Read the material below and tally how many lines hold the word "suggested", giving the number and nothing else.
## BEGIN GIVEN RECORDS
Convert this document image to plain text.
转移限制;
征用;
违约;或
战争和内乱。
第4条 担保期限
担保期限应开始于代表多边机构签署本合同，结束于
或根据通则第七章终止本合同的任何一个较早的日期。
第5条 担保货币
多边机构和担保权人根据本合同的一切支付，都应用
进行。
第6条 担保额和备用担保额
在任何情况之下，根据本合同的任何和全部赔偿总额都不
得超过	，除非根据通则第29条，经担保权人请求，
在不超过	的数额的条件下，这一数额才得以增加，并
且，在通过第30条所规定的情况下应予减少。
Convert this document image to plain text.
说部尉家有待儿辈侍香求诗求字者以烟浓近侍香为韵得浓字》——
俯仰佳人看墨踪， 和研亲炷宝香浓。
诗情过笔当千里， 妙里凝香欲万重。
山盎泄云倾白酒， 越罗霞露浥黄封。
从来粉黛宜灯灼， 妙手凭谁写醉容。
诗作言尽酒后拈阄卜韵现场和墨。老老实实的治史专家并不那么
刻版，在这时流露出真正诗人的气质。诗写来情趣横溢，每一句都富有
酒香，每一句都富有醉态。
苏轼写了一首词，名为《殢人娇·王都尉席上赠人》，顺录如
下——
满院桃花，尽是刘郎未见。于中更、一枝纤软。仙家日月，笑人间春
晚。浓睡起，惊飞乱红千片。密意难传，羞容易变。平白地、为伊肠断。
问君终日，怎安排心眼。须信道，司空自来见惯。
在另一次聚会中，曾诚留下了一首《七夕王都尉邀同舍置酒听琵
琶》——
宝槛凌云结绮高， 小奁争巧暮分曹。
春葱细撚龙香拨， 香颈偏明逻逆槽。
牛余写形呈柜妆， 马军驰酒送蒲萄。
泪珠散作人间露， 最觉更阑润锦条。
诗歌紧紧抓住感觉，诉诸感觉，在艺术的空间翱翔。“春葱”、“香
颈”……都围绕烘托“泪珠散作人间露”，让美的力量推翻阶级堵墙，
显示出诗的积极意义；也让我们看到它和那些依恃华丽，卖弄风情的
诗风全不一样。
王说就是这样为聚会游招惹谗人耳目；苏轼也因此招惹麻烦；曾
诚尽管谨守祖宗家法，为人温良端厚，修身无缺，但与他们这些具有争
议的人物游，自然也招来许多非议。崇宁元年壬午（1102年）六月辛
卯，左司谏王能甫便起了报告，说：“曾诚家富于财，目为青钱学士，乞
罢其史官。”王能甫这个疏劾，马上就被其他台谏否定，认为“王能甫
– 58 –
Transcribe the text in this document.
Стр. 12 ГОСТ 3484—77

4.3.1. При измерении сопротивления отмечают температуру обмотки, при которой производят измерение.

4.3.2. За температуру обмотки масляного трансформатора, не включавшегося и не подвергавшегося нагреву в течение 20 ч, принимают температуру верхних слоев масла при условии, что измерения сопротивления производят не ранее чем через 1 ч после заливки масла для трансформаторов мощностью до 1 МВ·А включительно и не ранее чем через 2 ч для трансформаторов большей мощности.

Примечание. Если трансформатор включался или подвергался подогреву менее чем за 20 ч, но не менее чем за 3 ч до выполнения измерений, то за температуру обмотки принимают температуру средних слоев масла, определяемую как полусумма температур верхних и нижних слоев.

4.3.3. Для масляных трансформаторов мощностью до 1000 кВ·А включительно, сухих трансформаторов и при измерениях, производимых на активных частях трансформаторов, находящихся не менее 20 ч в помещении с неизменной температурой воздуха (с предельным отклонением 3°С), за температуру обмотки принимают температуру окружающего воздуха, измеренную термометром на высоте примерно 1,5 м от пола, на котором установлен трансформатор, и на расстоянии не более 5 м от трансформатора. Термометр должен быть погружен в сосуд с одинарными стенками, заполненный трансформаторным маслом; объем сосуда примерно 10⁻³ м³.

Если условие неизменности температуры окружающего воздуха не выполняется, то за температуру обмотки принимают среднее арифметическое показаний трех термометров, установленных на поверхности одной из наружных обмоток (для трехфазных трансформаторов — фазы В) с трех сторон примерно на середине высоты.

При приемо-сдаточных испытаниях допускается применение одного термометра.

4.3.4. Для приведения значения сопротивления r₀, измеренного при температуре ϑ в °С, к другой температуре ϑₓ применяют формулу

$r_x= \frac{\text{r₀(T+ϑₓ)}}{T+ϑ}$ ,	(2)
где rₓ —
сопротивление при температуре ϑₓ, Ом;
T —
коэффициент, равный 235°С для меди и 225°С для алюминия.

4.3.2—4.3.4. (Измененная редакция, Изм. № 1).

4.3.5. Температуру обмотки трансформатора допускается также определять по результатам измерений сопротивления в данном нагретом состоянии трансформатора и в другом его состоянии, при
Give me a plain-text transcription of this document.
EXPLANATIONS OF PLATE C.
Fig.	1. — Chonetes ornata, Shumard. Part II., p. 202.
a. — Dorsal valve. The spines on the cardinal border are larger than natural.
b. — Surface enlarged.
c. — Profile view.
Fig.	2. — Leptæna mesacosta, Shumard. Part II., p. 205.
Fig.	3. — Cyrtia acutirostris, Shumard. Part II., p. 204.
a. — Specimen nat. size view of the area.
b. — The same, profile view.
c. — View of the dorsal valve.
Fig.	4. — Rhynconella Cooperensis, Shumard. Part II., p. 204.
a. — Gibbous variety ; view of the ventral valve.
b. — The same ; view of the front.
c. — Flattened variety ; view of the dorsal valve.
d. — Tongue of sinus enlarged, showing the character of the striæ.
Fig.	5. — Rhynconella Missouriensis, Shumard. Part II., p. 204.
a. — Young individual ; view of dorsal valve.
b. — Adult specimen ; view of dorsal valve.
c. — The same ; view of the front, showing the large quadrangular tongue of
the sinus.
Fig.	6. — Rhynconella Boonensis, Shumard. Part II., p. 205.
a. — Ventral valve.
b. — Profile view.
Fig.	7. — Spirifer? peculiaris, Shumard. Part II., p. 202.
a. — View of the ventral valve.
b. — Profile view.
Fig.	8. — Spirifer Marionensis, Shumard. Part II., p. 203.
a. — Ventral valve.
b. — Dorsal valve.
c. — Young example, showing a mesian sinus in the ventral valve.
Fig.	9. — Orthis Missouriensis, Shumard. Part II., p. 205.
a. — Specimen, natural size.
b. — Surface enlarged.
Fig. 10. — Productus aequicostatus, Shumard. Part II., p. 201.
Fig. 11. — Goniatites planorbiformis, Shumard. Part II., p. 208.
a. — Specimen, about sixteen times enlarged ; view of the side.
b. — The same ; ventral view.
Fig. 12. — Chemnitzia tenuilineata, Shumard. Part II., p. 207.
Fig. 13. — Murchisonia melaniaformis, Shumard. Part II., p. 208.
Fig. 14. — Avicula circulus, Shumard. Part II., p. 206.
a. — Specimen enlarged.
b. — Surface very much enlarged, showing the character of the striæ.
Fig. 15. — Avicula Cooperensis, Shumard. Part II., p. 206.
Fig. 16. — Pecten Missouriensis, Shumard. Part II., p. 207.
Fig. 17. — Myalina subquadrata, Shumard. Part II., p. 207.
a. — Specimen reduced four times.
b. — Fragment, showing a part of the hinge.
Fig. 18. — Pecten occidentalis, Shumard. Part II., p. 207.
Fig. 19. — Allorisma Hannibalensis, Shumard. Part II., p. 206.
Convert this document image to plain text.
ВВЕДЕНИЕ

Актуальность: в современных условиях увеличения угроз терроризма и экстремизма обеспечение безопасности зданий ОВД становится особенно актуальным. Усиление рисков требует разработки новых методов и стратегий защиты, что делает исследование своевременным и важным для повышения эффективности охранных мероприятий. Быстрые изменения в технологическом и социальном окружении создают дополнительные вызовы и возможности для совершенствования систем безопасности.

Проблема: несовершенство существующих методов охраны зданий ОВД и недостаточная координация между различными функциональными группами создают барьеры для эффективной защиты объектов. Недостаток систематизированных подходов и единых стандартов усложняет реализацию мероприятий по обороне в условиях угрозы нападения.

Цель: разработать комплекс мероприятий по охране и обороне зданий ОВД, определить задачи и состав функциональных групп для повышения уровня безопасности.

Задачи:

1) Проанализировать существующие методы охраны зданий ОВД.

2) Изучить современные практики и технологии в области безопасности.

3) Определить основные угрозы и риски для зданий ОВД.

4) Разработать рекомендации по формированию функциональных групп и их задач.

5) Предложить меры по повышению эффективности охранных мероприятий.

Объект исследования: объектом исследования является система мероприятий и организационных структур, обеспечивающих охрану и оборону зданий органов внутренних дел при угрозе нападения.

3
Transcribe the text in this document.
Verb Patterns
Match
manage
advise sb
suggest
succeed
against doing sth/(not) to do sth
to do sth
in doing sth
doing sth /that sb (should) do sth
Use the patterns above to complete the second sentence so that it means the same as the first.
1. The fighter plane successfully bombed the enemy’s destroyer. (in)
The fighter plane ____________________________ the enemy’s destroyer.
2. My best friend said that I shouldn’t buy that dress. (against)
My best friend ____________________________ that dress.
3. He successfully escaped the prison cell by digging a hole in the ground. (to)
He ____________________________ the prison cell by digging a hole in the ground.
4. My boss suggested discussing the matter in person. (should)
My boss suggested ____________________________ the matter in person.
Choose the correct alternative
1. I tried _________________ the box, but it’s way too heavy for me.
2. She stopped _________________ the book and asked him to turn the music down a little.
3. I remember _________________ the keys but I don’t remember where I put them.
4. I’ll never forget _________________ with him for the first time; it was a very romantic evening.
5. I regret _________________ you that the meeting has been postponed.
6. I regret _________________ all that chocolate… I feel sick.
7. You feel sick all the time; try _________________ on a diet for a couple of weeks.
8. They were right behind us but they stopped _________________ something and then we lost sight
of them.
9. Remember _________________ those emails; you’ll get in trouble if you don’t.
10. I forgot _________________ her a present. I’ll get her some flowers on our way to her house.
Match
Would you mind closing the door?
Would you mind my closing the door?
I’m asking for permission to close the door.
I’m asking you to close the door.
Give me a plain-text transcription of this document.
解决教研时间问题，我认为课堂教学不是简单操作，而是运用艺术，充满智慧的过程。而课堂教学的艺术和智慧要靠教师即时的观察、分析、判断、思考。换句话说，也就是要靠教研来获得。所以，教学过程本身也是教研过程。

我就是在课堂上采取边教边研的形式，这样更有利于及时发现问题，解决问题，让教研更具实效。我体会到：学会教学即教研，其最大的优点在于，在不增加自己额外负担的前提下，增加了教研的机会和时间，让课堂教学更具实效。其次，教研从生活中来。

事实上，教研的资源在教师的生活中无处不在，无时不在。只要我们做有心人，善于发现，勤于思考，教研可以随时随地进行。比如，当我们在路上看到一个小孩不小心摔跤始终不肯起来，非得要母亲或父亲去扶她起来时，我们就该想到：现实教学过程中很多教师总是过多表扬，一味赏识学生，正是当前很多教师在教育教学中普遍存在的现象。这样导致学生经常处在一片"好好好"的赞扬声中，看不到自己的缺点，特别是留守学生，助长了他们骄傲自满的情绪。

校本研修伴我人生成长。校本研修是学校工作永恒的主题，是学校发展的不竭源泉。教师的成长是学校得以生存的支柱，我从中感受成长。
## END GIVEN RECORDS
--- EXPECTED OUTPUT ---
2